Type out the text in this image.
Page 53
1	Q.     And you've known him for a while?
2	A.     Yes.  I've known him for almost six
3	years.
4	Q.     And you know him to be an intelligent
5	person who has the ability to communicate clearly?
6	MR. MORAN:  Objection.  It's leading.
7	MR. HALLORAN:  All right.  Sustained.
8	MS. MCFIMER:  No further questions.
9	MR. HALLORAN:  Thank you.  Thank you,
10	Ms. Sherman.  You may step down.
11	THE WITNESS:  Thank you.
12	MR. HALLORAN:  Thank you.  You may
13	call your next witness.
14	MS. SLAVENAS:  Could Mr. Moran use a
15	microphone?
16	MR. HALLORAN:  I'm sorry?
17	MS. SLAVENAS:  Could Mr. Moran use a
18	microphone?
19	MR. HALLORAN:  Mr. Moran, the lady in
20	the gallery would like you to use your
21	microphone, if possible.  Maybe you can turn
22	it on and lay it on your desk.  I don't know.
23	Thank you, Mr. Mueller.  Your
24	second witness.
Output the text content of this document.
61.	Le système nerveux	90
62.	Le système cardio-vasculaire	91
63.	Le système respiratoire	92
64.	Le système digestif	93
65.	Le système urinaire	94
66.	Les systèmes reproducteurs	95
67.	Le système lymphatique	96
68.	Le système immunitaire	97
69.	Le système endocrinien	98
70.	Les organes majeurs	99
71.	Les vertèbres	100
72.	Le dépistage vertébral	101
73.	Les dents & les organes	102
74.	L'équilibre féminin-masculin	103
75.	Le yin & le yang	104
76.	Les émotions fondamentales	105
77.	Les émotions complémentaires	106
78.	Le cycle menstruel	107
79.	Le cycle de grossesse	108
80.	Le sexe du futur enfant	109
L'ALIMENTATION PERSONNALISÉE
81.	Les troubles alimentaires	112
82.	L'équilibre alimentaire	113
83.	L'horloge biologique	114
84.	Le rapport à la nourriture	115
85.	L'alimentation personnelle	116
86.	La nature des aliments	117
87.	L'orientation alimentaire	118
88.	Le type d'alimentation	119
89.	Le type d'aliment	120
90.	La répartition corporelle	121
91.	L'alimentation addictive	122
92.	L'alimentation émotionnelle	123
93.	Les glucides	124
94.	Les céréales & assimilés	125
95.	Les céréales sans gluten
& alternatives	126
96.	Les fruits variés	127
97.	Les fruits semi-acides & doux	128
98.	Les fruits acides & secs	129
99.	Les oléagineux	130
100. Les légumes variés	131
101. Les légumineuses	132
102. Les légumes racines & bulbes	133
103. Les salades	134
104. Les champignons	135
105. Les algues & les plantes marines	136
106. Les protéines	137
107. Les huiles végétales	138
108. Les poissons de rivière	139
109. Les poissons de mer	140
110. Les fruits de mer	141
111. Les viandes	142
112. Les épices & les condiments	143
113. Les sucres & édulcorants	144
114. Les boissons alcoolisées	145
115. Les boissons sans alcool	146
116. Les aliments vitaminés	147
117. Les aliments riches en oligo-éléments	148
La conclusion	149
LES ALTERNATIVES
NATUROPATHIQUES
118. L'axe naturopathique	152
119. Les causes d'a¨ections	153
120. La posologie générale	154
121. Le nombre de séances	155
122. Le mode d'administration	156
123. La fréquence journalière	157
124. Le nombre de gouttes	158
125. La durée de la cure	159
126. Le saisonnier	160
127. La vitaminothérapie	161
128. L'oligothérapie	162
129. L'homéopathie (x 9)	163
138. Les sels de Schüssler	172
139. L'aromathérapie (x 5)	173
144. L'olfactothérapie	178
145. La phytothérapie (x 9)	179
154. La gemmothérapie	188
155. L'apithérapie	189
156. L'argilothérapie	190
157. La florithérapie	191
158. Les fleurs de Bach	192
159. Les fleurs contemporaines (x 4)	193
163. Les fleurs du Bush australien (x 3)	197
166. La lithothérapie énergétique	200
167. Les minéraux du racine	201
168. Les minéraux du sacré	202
※ ※ ※
Exercise objective —
Reproduce every line of the listing above in which the string "minéraux" appears.

Answer for this exercise —
167. Les minéraux du racine	201
168. Les minéraux du sacré	202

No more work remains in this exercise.